Your instructions
In the copy, include every entry exactly but none of the images.

Input rows

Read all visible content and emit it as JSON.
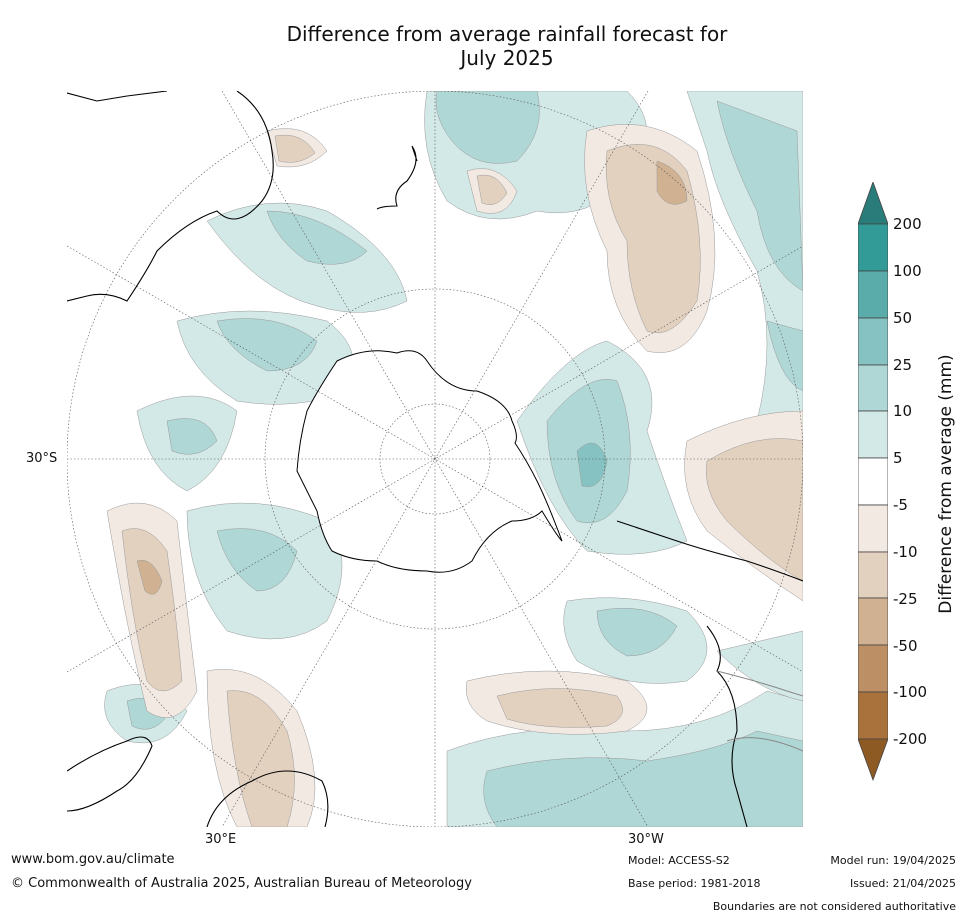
{
  "title": {
    "line1": "Difference from average rainfall forecast for",
    "line2": "July 2025"
  },
  "map": {
    "projection": "south-polar-stereographic",
    "graticule_labels": {
      "lat_30s": "30°S",
      "lon_30e": "30°E",
      "lon_30w": "30°W"
    }
  },
  "colorbar": {
    "label": "Difference from average (mm)",
    "ticks": [
      "200",
      "100",
      "50",
      "25",
      "10",
      "5",
      "-5",
      "-10",
      "-25",
      "-50",
      "-100",
      "-200"
    ],
    "colors": {
      "over_200": "#2a7c7a",
      "100_200": "#329b98",
      "50_100": "#5aacab",
      "25_50": "#86c2c2",
      "10_25": "#aed7d5",
      "5_10": "#d3e9e7",
      "neutral": "#ffffff",
      "n5_n10": "#f2e9e3",
      "n10_n25": "#e3d1c0",
      "n25_n50": "#d0b292",
      "n50_n100": "#bd8f64",
      "n100_n200": "#a9723d",
      "under_n200": "#8d5a24"
    }
  },
  "footer": {
    "url": "www.bom.gov.au/climate",
    "copyright": "© Commonwealth of Australia 2025, Australian Bureau of Meteorology",
    "model": "Model: ACCESS-S2",
    "base_period": "Base period: 1981-2018",
    "model_run": "Model run: 19/04/2025",
    "issued": "Issued: 21/04/2025",
    "disclaimer": "Boundaries are not considered authoritative"
  }
}
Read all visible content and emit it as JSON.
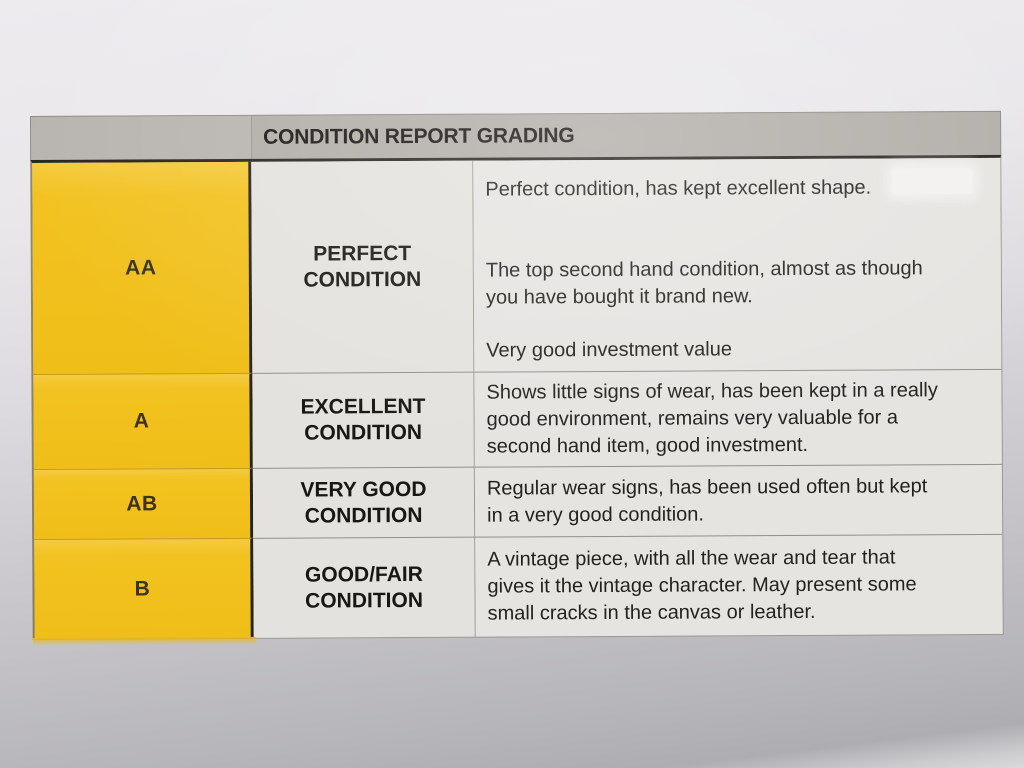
{
  "table": {
    "title": "CONDITION REPORT GRADING",
    "rows": [
      {
        "grade": "AA",
        "name": "PERFECT CONDITION",
        "paragraphs": [
          [
            "Perfect condition, has kept excellent shape."
          ],
          [
            "The top second hand condition, almost as though",
            "you have bought it brand new."
          ],
          [
            "Very good investment value"
          ]
        ]
      },
      {
        "grade": "A",
        "name": "EXCELLENT CONDITION",
        "paragraphs": [
          [
            "Shows little signs of wear, has been kept in a really",
            "good environment, remains very valuable for a",
            "second hand item, good investment."
          ]
        ]
      },
      {
        "grade": "AB",
        "name": "VERY GOOD CONDITION",
        "paragraphs": [
          [
            "Regular wear signs, has been used often but kept",
            "in a very good condition."
          ]
        ]
      },
      {
        "grade": "B",
        "name": "GOOD/FAIR CONDITION",
        "paragraphs": [
          [
            "A vintage piece, with all the wear and tear that",
            "gives it the vintage character. May present some",
            "small cracks in the canvas or leather."
          ]
        ]
      }
    ]
  },
  "colors": {
    "grade_yellow": "#f2c220",
    "header_gray": "#b1ada7",
    "cell_gray": "#e4e2de",
    "ink": "#1f1d19"
  }
}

Exercise output
Read all visible content and emit it as JSON.
{
  "title": {
    "line1": "Difference from average rainfall forecast for",
    "line2": "July 2025"
  },
  "map": {
    "projection": "south-polar-stereographic",
    "graticule_labels": {
      "lat_30s": "30°S",
      "lon_30e": "30°E",
      "lon_30w": "30°W"
    }
  },
  "colorbar": {
    "label": "Difference from average (mm)",
    "ticks": [
      "200",
      "100",
      "50",
      "25",
      "10",
      "5",
      "-5",
      "-10",
      "-25",
      "-50",
      "-100",
      "-200"
    ],
    "colors": {
      "over_200": "#2a7c7a",
      "100_200": "#329b98",
      "50_100": "#5aacab",
      "25_50": "#86c2c2",
      "10_25": "#aed7d5",
      "5_10": "#d3e9e7",
      "neutral": "#ffffff",
      "n5_n10": "#f2e9e3",
      "n10_n25": "#e3d1c0",
      "n25_n50": "#d0b292",
      "n50_n100": "#bd8f64",
      "n100_n200": "#a9723d",
      "under_n200": "#8d5a24"
    }
  },
  "footer": {
    "url": "www.bom.gov.au/climate",
    "copyright": "© Commonwealth of Australia 2025, Australian Bureau of Meteorology",
    "model": "Model: ACCESS-S2",
    "base_period": "Base period: 1981-2018",
    "model_run": "Model run: 19/04/2025",
    "issued": "Issued: 21/04/2025",
    "disclaimer": "Boundaries are not considered authoritative"
  }
}
Read all visible content and emit it as JSON.
{
  "table": {
    "title": "CONDITION REPORT GRADING",
    "rows": [
      {
        "grade": "AA",
        "name": "PERFECT CONDITION",
        "paragraphs": [
          [
            "Perfect condition, has kept excellent shape."
          ],
          [
            "The top second hand condition, almost as though",
            "you have bought it brand new."
          ],
          [
            "Very good investment value"
          ]
        ]
      },
      {
        "grade": "A",
        "name": "EXCELLENT CONDITION",
        "paragraphs": [
          [
            "Shows little signs of wear, has been kept in a really",
            "good environment, remains very valuable for a",
            "second hand item, good investment."
          ]
        ]
      },
      {
        "grade": "AB",
        "name": "VERY GOOD CONDITION",
        "paragraphs": [
          [
            "Regular wear signs, has been used often but kept",
            "in a very good condition."
          ]
        ]
      },
      {
        "grade": "B",
        "name": "GOOD/FAIR CONDITION",
        "paragraphs": [
          [
            "A vintage piece, with all the wear and tear that",
            "gives it the vintage character. May present some",
            "small cracks in the canvas or leather."
          ]
        ]
      }
    ]
  },
  "colors": {
    "grade_yellow": "#f2c220",
    "header_gray": "#b1ada7",
    "cell_gray": "#e4e2de",
    "ink": "#1f1d19"
  }
}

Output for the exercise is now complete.